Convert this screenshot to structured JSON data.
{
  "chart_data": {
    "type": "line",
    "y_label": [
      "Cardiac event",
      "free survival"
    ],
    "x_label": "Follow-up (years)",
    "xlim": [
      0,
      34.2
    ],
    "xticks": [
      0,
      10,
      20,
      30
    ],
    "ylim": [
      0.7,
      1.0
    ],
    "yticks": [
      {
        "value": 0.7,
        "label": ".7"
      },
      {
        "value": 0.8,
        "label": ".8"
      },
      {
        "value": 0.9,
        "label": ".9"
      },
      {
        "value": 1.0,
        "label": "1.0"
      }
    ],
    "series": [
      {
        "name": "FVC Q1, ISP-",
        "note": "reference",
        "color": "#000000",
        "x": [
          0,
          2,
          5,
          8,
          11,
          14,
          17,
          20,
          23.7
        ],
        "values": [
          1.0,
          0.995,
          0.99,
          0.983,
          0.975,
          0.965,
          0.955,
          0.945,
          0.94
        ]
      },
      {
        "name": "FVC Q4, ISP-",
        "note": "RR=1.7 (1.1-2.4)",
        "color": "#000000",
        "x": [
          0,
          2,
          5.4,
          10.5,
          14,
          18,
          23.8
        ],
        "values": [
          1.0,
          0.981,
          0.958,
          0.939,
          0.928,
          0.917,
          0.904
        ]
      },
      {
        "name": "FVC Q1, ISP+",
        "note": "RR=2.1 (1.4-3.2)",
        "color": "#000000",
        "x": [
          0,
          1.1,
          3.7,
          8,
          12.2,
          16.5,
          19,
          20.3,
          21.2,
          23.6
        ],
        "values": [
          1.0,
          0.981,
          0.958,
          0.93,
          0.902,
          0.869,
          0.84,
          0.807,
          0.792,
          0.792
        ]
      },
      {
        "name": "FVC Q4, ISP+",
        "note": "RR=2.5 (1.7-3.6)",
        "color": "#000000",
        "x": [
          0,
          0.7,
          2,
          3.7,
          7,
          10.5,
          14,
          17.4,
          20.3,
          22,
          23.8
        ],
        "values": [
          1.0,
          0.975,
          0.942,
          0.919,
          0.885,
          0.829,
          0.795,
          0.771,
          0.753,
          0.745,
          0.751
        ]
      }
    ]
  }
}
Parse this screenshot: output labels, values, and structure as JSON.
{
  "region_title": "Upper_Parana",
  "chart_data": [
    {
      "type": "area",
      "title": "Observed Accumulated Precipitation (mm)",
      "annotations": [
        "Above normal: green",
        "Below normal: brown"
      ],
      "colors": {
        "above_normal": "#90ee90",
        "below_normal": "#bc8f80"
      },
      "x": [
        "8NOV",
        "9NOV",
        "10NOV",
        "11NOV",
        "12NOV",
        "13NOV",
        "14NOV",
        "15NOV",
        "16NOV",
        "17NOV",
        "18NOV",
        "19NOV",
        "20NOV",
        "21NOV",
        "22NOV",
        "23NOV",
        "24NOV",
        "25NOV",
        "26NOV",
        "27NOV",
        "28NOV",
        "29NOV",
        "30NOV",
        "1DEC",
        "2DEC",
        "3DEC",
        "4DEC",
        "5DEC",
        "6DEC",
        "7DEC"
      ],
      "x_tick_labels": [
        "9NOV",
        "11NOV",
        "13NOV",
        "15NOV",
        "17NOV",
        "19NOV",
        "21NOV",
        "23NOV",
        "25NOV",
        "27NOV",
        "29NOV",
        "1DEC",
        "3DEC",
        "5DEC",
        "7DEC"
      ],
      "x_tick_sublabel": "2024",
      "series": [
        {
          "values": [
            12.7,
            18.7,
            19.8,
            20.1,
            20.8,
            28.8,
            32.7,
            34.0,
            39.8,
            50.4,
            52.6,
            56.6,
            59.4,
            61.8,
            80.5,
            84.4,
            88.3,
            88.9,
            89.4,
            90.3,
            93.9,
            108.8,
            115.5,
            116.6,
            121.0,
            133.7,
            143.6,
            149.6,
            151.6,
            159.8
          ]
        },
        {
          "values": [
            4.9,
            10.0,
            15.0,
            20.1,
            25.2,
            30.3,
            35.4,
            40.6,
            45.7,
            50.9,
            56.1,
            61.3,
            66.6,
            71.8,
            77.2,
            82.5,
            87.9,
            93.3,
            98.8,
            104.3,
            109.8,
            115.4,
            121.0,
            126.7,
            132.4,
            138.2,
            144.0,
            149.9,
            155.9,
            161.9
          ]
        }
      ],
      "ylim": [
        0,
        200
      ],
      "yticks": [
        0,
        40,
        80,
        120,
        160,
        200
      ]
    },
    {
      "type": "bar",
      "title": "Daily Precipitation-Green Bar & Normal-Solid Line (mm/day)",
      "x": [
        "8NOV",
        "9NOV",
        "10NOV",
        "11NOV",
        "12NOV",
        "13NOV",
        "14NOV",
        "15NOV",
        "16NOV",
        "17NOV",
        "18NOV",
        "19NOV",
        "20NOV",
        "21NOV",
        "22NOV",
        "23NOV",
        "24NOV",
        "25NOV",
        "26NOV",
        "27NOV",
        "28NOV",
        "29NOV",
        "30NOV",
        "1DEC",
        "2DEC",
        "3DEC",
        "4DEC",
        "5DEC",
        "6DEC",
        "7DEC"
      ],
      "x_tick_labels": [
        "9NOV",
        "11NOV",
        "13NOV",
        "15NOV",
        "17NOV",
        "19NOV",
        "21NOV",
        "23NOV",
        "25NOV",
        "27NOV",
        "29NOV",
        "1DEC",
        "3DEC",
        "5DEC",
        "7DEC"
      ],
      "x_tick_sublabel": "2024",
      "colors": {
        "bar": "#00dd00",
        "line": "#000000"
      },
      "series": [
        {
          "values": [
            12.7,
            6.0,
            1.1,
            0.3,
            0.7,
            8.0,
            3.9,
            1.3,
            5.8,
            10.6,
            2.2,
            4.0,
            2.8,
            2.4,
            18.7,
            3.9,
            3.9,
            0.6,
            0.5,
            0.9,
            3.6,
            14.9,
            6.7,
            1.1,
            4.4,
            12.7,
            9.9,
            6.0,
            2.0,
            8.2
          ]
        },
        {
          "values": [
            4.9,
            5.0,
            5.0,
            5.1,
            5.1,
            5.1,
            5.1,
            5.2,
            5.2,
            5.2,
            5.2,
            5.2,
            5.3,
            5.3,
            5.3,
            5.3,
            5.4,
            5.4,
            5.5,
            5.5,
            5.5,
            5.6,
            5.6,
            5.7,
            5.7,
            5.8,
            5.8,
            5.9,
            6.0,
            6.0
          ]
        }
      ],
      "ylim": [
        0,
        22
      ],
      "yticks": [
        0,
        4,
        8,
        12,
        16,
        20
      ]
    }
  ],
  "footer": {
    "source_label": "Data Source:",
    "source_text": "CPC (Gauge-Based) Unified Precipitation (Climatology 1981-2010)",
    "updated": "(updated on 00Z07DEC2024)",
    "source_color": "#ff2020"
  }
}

What is asked: Word for word, extract all the records.

Solved exercise:
Convert this screenshot to structured JSON data.
{
  "chart_data": {
    "type": "line",
    "y_label": [
      "Cardiac event",
      "free survival"
    ],
    "x_label": "Follow-up (years)",
    "xlim": [
      0,
      34.2
    ],
    "xticks": [
      0,
      10,
      20,
      30
    ],
    "ylim": [
      0.7,
      1.0
    ],
    "yticks": [
      {
        "value": 0.7,
        "label": ".7"
      },
      {
        "value": 0.8,
        "label": ".8"
      },
      {
        "value": 0.9,
        "label": ".9"
      },
      {
        "value": 1.0,
        "label": "1.0"
      }
    ],
    "series": [
      {
        "name": "FVC Q1, ISP-",
        "note": "reference",
        "color": "#000000",
        "x": [
          0,
          2,
          5,
          8,
          11,
          14,
          17,
          20,
          23.7
        ],
        "values": [
          1.0,
          0.995,
          0.99,
          0.983,
          0.975,
          0.965,
          0.955,
          0.945,
          0.94
        ]
      },
      {
        "name": "FVC Q4, ISP-",
        "note": "RR=1.7 (1.1-2.4)",
        "color": "#000000",
        "x": [
          0,
          2,
          5.4,
          10.5,
          14,
          18,
          23.8
        ],
        "values": [
          1.0,
          0.981,
          0.958,
          0.939,
          0.928,
          0.917,
          0.904
        ]
      },
      {
        "name": "FVC Q1, ISP+",
        "note": "RR=2.1 (1.4-3.2)",
        "color": "#000000",
        "x": [
          0,
          1.1,
          3.7,
          8,
          12.2,
          16.5,
          19,
          20.3,
          21.2,
          23.6
        ],
        "values": [
          1.0,
          0.981,
          0.958,
          0.93,
          0.902,
          0.869,
          0.84,
          0.807,
          0.792,
          0.792
        ]
      },
      {
        "name": "FVC Q4, ISP+",
        "note": "RR=2.5 (1.7-3.6)",
        "color": "#000000",
        "x": [
          0,
          0.7,
          2,
          3.7,
          7,
          10.5,
          14,
          17.4,
          20.3,
          22,
          23.8
        ],
        "values": [
          1.0,
          0.975,
          0.942,
          0.919,
          0.885,
          0.829,
          0.795,
          0.771,
          0.753,
          0.745,
          0.751
        ]
      }
    ]
  }
}
Parse this screenshot: output labels, values, and structure as JSON.
{
  "region_title": "Upper_Parana",
  "chart_data": [
    {
      "type": "area",
      "title": "Observed Accumulated Precipitation (mm)",
      "annotations": [
        "Above normal: green",
        "Below normal: brown"
      ],
      "colors": {
        "above_normal": "#90ee90",
        "below_normal": "#bc8f80"
      },
      "x": [
        "8NOV",
        "9NOV",
        "10NOV",
        "11NOV",
        "12NOV",
        "13NOV",
        "14NOV",
        "15NOV",
        "16NOV",
        "17NOV",
        "18NOV",
        "19NOV",
        "20NOV",
        "21NOV",
        "22NOV",
        "23NOV",
        "24NOV",
        "25NOV",
        "26NOV",
        "27NOV",
        "28NOV",
        "29NOV",
        "30NOV",
        "1DEC",
        "2DEC",
        "3DEC",
        "4DEC",
        "5DEC",
        "6DEC",
        "7DEC"
      ],
      "x_tick_labels": [
        "9NOV",
        "11NOV",
        "13NOV",
        "15NOV",
        "17NOV",
        "19NOV",
        "21NOV",
        "23NOV",
        "25NOV",
        "27NOV",
        "29NOV",
        "1DEC",
        "3DEC",
        "5DEC",
        "7DEC"
      ],
      "x_tick_sublabel": "2024",
      "series": [
        {
          "values": [
            12.7,
            18.7,
            19.8,
            20.1,
            20.8,
            28.8,
            32.7,
            34.0,
            39.8,
            50.4,
            52.6,
            56.6,
            59.4,
            61.8,
            80.5,
            84.4,
            88.3,
            88.9,
            89.4,
            90.3,
            93.9,
            108.8,
            115.5,
            116.6,
            121.0,
            133.7,
            143.6,
            149.6,
            151.6,
            159.8
          ]
        },
        {
          "values": [
            4.9,
            10.0,
            15.0,
            20.1,
            25.2,
            30.3,
            35.4,
            40.6,
            45.7,
            50.9,
            56.1,
            61.3,
            66.6,
            71.8,
            77.2,
            82.5,
            87.9,
            93.3,
            98.8,
            104.3,
            109.8,
            115.4,
            121.0,
            126.7,
            132.4,
            138.2,
            144.0,
            149.9,
            155.9,
            161.9
          ]
        }
      ],
      "ylim": [
        0,
        200
      ],
      "yticks": [
        0,
        40,
        80,
        120,
        160,
        200
      ]
    },
    {
      "type": "bar",
      "title": "Daily Precipitation-Green Bar & Normal-Solid Line (mm/day)",
      "x": [
        "8NOV",
        "9NOV",
        "10NOV",
        "11NOV",
        "12NOV",
        "13NOV",
        "14NOV",
        "15NOV",
        "16NOV",
        "17NOV",
        "18NOV",
        "19NOV",
        "20NOV",
        "21NOV",
        "22NOV",
        "23NOV",
        "24NOV",
        "25NOV",
        "26NOV",
        "27NOV",
        "28NOV",
        "29NOV",
        "30NOV",
        "1DEC",
        "2DEC",
        "3DEC",
        "4DEC",
        "5DEC",
        "6DEC",
        "7DEC"
      ],
      "x_tick_labels": [
        "9NOV",
        "11NOV",
        "13NOV",
        "15NOV",
        "17NOV",
        "19NOV",
        "21NOV",
        "23NOV",
        "25NOV",
        "27NOV",
        "29NOV",
        "1DEC",
        "3DEC",
        "5DEC",
        "7DEC"
      ],
      "x_tick_sublabel": "2024",
      "colors": {
        "bar": "#00dd00",
        "line": "#000000"
      },
      "series": [
        {
          "values": [
            12.7,
            6.0,
            1.1,
            0.3,
            0.7,
            8.0,
            3.9,
            1.3,
            5.8,
            10.6,
            2.2,
            4.0,
            2.8,
            2.4,
            18.7,
            3.9,
            3.9,
            0.6,
            0.5,
            0.9,
            3.6,
            14.9,
            6.7,
            1.1,
            4.4,
            12.7,
            9.9,
            6.0,
            2.0,
            8.2
          ]
        },
        {
          "values": [
            4.9,
            5.0,
            5.0,
            5.1,
            5.1,
            5.1,
            5.1,
            5.2,
            5.2,
            5.2,
            5.2,
            5.2,
            5.3,
            5.3,
            5.3,
            5.3,
            5.4,
            5.4,
            5.5,
            5.5,
            5.5,
            5.6,
            5.6,
            5.7,
            5.7,
            5.8,
            5.8,
            5.9,
            6.0,
            6.0
          ]
        }
      ],
      "ylim": [
        0,
        22
      ],
      "yticks": [
        0,
        4,
        8,
        12,
        16,
        20
      ]
    }
  ],
  "footer": {
    "source_label": "Data Source:",
    "source_text": "CPC (Gauge-Based) Unified Precipitation (Climatology 1981-2010)",
    "updated": "(updated on 00Z07DEC2024)",
    "source_color": "#ff2020"
  }
}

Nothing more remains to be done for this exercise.